Turn the lines of the data below into a numbered list, from the line containing "Text: 31: 31 (566, 158, 576, 167)" through the line containing "Text: FR.: FR. (63, 279, 81, 289)", and leave out any blank lines.

--- Source data ---

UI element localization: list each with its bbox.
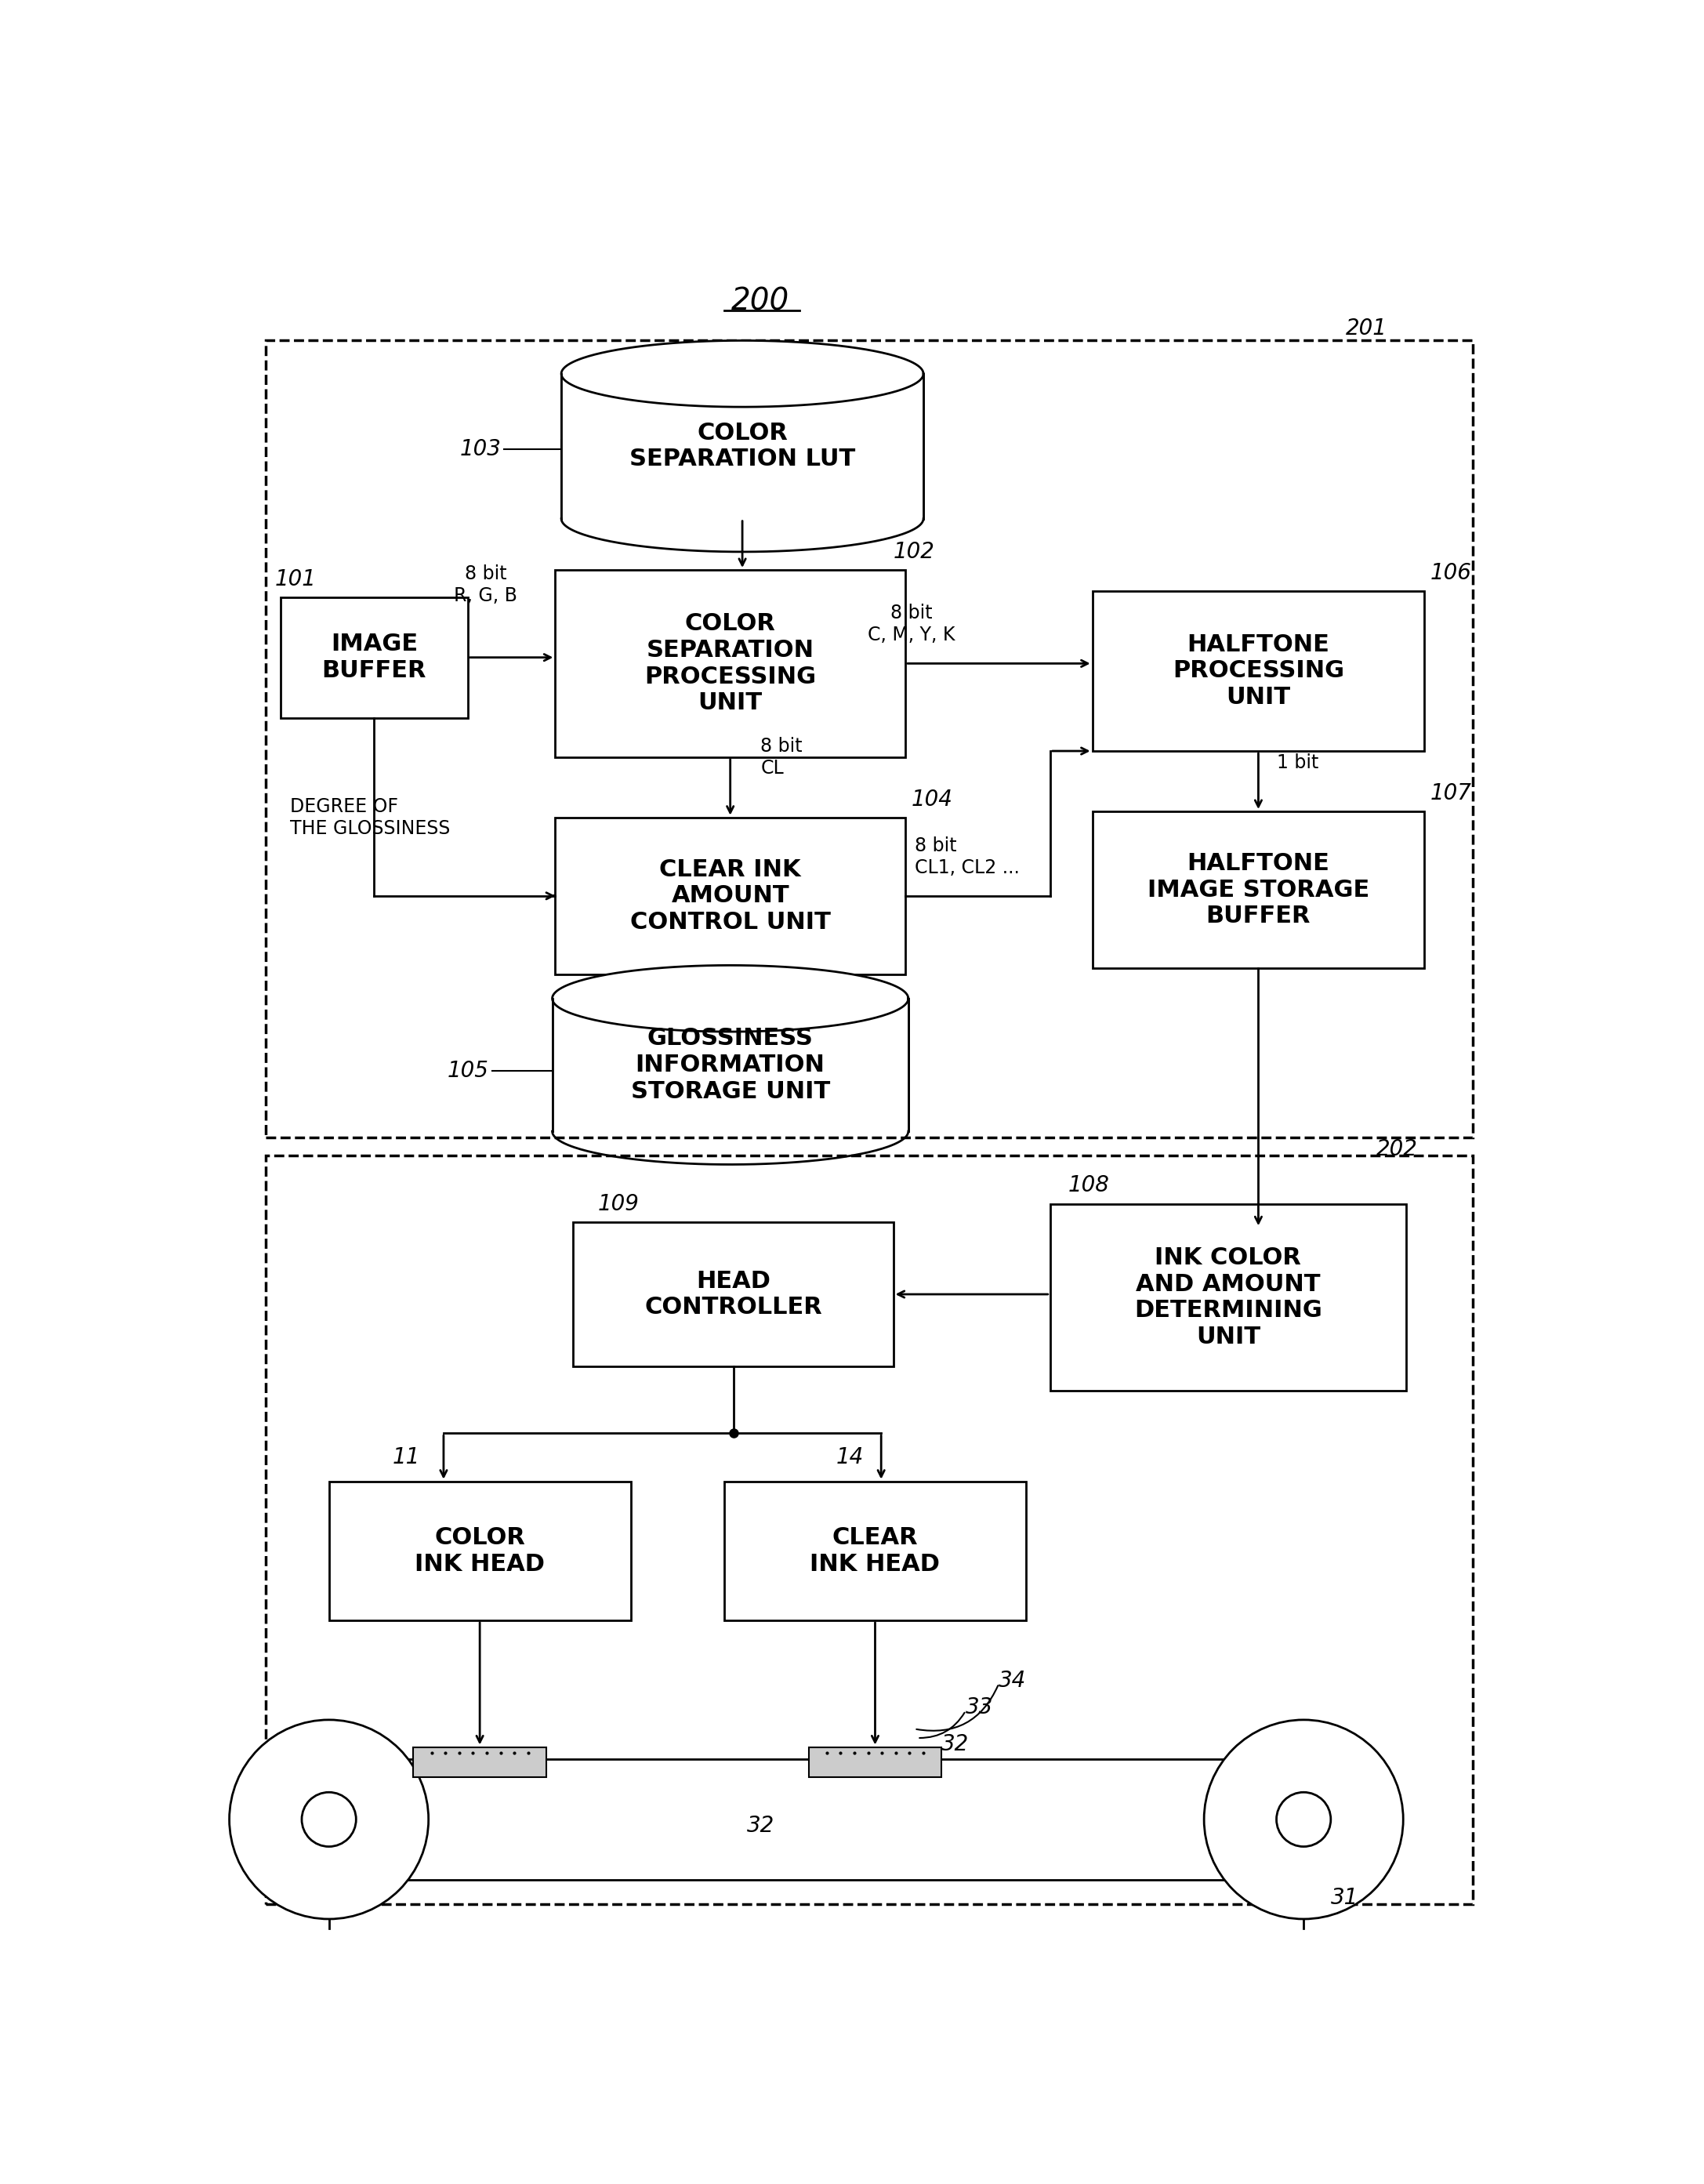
Text: 107: 107 [1430,782,1472,804]
FancyBboxPatch shape [266,1155,1472,1904]
FancyBboxPatch shape [1050,1203,1406,1391]
Text: 31: 31 [1331,1887,1358,1909]
Polygon shape [561,373,924,518]
Text: 108: 108 [1068,1175,1109,1197]
Text: 201: 201 [1346,317,1387,339]
Text: DEGREE OF
THE GLOSSINESS: DEGREE OF THE GLOSSINESS [290,797,450,839]
Circle shape [1205,1719,1402,1920]
Text: COLOR
SEPARATION LUT: COLOR SEPARATION LUT [629,422,855,472]
Polygon shape [561,341,924,406]
Text: HALFTONE
IMAGE STORAGE
BUFFER: HALFTONE IMAGE STORAGE BUFFER [1147,852,1370,928]
Text: 106: 106 [1430,561,1472,583]
Text: INK COLOR
AND AMOUNT
DETERMINING
UNIT: INK COLOR AND AMOUNT DETERMINING UNIT [1135,1247,1322,1348]
Polygon shape [561,373,924,518]
Circle shape [302,1793,356,1848]
Text: 32: 32 [746,1815,774,1837]
Text: 103: 103 [460,439,501,461]
FancyBboxPatch shape [414,1747,547,1778]
Text: CLEAR INK
AMOUNT
CONTROL UNIT: CLEAR INK AMOUNT CONTROL UNIT [630,858,830,933]
Text: 11: 11 [392,1446,419,1468]
Text: HEAD
CONTROLLER: HEAD CONTROLLER [644,1269,821,1319]
Text: 8 bit
C, M, Y, K: 8 bit C, M, Y, K [867,605,954,644]
Text: 8 bit
CL: 8 bit CL [760,736,803,778]
Polygon shape [552,965,908,1031]
FancyBboxPatch shape [266,341,1472,1138]
Text: GLOSSINESS
INFORMATION
STORAGE UNIT: GLOSSINESS INFORMATION STORAGE UNIT [630,1026,830,1103]
FancyBboxPatch shape [809,1747,942,1778]
Text: COLOR
SEPARATION
PROCESSING
UNIT: COLOR SEPARATION PROCESSING UNIT [644,612,816,714]
Text: 202: 202 [1377,1138,1418,1160]
Polygon shape [552,998,908,1131]
Text: 200: 200 [731,286,789,317]
Text: 104: 104 [912,788,953,810]
FancyBboxPatch shape [724,1481,1026,1621]
FancyBboxPatch shape [1092,812,1425,968]
FancyBboxPatch shape [329,1481,630,1621]
Circle shape [230,1719,428,1920]
Text: 1 bit: 1 bit [1276,753,1319,773]
Text: 102: 102 [893,542,935,563]
Circle shape [1276,1793,1331,1848]
Text: 34: 34 [999,1669,1026,1693]
Text: 105: 105 [448,1059,489,1081]
Polygon shape [552,998,908,1131]
Text: IMAGE
BUFFER: IMAGE BUFFER [322,633,426,681]
FancyBboxPatch shape [281,596,467,719]
FancyBboxPatch shape [573,1221,893,1367]
Text: 8 bit
CL1, CL2 ...: 8 bit CL1, CL2 ... [915,836,1019,878]
FancyBboxPatch shape [556,817,905,974]
Text: 33: 33 [966,1697,993,1719]
Text: COLOR
INK HEAD: COLOR INK HEAD [414,1527,545,1575]
Text: 8 bit
R, G, B: 8 bit R, G, B [455,566,518,605]
Text: 14: 14 [837,1446,864,1468]
Text: HALFTONE
PROCESSING
UNIT: HALFTONE PROCESSING UNIT [1172,633,1344,710]
Text: 101: 101 [274,568,315,590]
Text: 109: 109 [598,1192,639,1214]
FancyBboxPatch shape [556,570,905,758]
FancyBboxPatch shape [1092,592,1425,751]
Text: 32: 32 [942,1732,970,1756]
Text: CLEAR
INK HEAD: CLEAR INK HEAD [809,1527,941,1575]
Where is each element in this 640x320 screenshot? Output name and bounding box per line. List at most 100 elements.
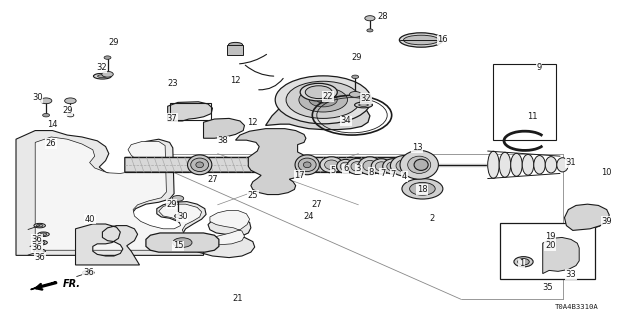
Text: 31: 31 (566, 158, 576, 167)
Text: 12: 12 (230, 76, 241, 85)
Text: 12: 12 (248, 118, 258, 127)
Ellipse shape (584, 213, 604, 227)
Ellipse shape (298, 158, 316, 172)
Ellipse shape (375, 162, 388, 171)
Polygon shape (31, 282, 56, 290)
Bar (500, 223, 595, 279)
Circle shape (40, 98, 52, 104)
Circle shape (67, 114, 74, 117)
Ellipse shape (396, 160, 413, 172)
Circle shape (175, 214, 181, 218)
Ellipse shape (499, 152, 511, 177)
Text: 11: 11 (527, 112, 538, 121)
Text: 36: 36 (83, 268, 93, 277)
Ellipse shape (300, 83, 337, 101)
Ellipse shape (324, 160, 339, 170)
Text: FR.: FR. (63, 279, 81, 289)
Polygon shape (125, 157, 410, 172)
Circle shape (275, 76, 371, 124)
Text: 3: 3 (356, 164, 361, 173)
Text: 13: 13 (412, 143, 422, 152)
Ellipse shape (414, 159, 428, 170)
Polygon shape (236, 129, 306, 195)
Circle shape (43, 114, 49, 117)
Text: 27: 27 (207, 175, 218, 184)
Ellipse shape (36, 250, 43, 252)
Text: T0A4B3310A: T0A4B3310A (555, 304, 598, 310)
Ellipse shape (588, 216, 600, 225)
Ellipse shape (36, 224, 43, 227)
Circle shape (299, 88, 348, 112)
Ellipse shape (295, 155, 319, 175)
Polygon shape (564, 204, 609, 230)
Polygon shape (266, 100, 370, 130)
Ellipse shape (363, 160, 377, 171)
Ellipse shape (514, 257, 533, 267)
Text: 2: 2 (429, 214, 435, 223)
Ellipse shape (402, 157, 418, 172)
Polygon shape (204, 118, 244, 138)
Text: 32: 32 (96, 63, 106, 72)
Ellipse shape (93, 73, 111, 79)
Ellipse shape (408, 156, 431, 173)
Text: 9: 9 (536, 63, 541, 72)
Ellipse shape (34, 249, 45, 253)
Text: 15: 15 (173, 241, 183, 250)
Ellipse shape (358, 103, 369, 106)
Ellipse shape (83, 270, 94, 275)
Circle shape (410, 182, 435, 195)
Circle shape (365, 16, 375, 21)
Text: 21: 21 (233, 294, 243, 303)
Text: 29: 29 (109, 38, 119, 47)
Ellipse shape (85, 271, 92, 274)
Text: 36: 36 (35, 253, 45, 262)
Text: 32: 32 (361, 94, 371, 103)
Ellipse shape (387, 162, 399, 171)
Text: 7: 7 (380, 169, 385, 178)
Ellipse shape (191, 158, 209, 172)
Ellipse shape (347, 158, 367, 174)
Ellipse shape (358, 157, 381, 175)
Text: 20: 20 (545, 241, 556, 250)
Text: 29: 29 (62, 106, 72, 115)
Ellipse shape (511, 153, 522, 176)
Ellipse shape (38, 241, 45, 244)
Ellipse shape (36, 240, 47, 245)
Circle shape (352, 75, 358, 78)
Ellipse shape (305, 86, 332, 99)
Text: 28: 28 (378, 12, 388, 21)
Bar (227, 45, 243, 55)
Circle shape (402, 179, 443, 199)
Text: 27: 27 (312, 200, 322, 209)
Circle shape (172, 196, 184, 201)
Text: 36: 36 (32, 235, 42, 244)
Circle shape (173, 238, 192, 247)
Polygon shape (76, 224, 140, 265)
Ellipse shape (303, 162, 311, 168)
Polygon shape (543, 237, 579, 274)
Ellipse shape (228, 43, 243, 47)
Circle shape (104, 56, 111, 59)
Text: 16: 16 (438, 36, 448, 44)
Circle shape (367, 29, 373, 32)
Ellipse shape (383, 159, 403, 174)
Ellipse shape (320, 157, 343, 173)
Bar (170, 103, 211, 120)
Text: 5: 5 (330, 166, 335, 175)
Text: 6: 6 (343, 164, 348, 173)
Polygon shape (146, 233, 219, 252)
Text: 25: 25 (248, 191, 258, 200)
Circle shape (317, 97, 330, 103)
Circle shape (309, 93, 337, 107)
Text: 23: 23 (168, 79, 178, 88)
Circle shape (102, 71, 113, 77)
Text: 37: 37 (166, 114, 177, 123)
Polygon shape (35, 137, 250, 250)
Ellipse shape (371, 159, 392, 174)
Text: 8: 8 (369, 168, 374, 177)
Text: 10: 10 (602, 168, 612, 177)
Ellipse shape (38, 232, 49, 236)
Circle shape (286, 81, 360, 118)
Text: 17: 17 (294, 171, 305, 180)
Text: 36: 36 (32, 244, 42, 252)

---

◆ **Response to the task**:
1. Text: 31: 31 (566, 158, 576, 167)
2. Text: 12: 12 (230, 76, 241, 85)
3. Text: 12: 12 (248, 118, 258, 127)
4. Ellipse shape (584, 213, 604, 227)
5. Ellipse shape (298, 158, 316, 172)
6. Ellipse shape (375, 162, 388, 171)
7. Polygon shape (31, 282, 56, 290)
8. Bar (500, 223, 595, 279)
9. Circle shape (40, 98, 52, 104)
10. Circle shape (67, 114, 74, 117)
11. Ellipse shape (396, 160, 413, 172)
12. Circle shape (175, 214, 181, 218)
13. Ellipse shape (499, 152, 511, 177)
14. Text: 11: 11 (527, 112, 538, 121)
15. Text: 36: 36 (83, 268, 93, 277)
16. Ellipse shape (300, 83, 337, 101)
17. Ellipse shape (324, 160, 339, 170)
18. Text: FR.: FR. (63, 279, 81, 289)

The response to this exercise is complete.